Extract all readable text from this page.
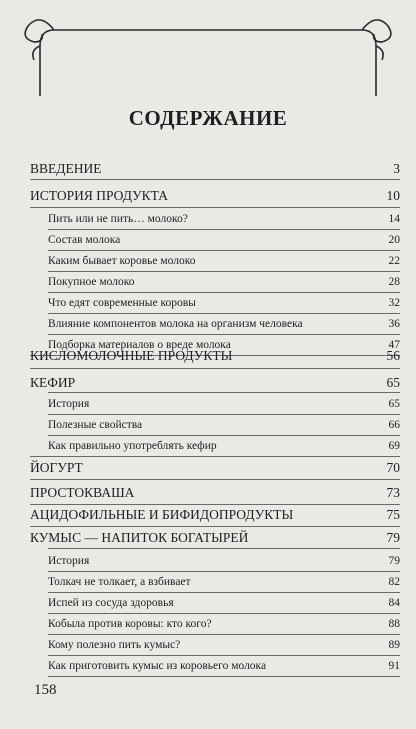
СОДЕРЖАНИЕ
ВВЕДЕНИЕ	3
ИСТОРИЯ ПРОДУКТА	10
Пить или не пить… молоко?	14
Состав молока	20
Каким бывает коровье молоко	22
Покупное молоко	28
Что едят современные коровы	32
Влияние компонентов молока на организм человека	36
Подборка материалов о вреде молока	47
КИСЛОМОЛОЧНЫЕ ПРОДУКТЫ	56
КЕФИР	65
История	65
Полезные свойства	66
Как правильно употреблять кефир	69
ЙОГУРТ	70
ПРОСТОКВАША	73
АЦИДОФИЛЬНЫЕ И БИФИДОПРОДУКТЫ	75
КУМЫС — НАПИТОК БОГАТЫРЕЙ	79
История	79
Толкач не толкает, а взбивает	82
Испей из сосуда здоровья	84
Кобыла против коровы: кто кого?	88
Кому полезно пить кумыс?	89
Как приготовить кумыс из коровьего молока	91
158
┄┄┄┄┄┄┄┄┄┄┄┄┄┄┄┄┄┄┄┄
Among the records above, how many lines carry the string "коровы"? Reply with the number alone.

» **Written solution**: 2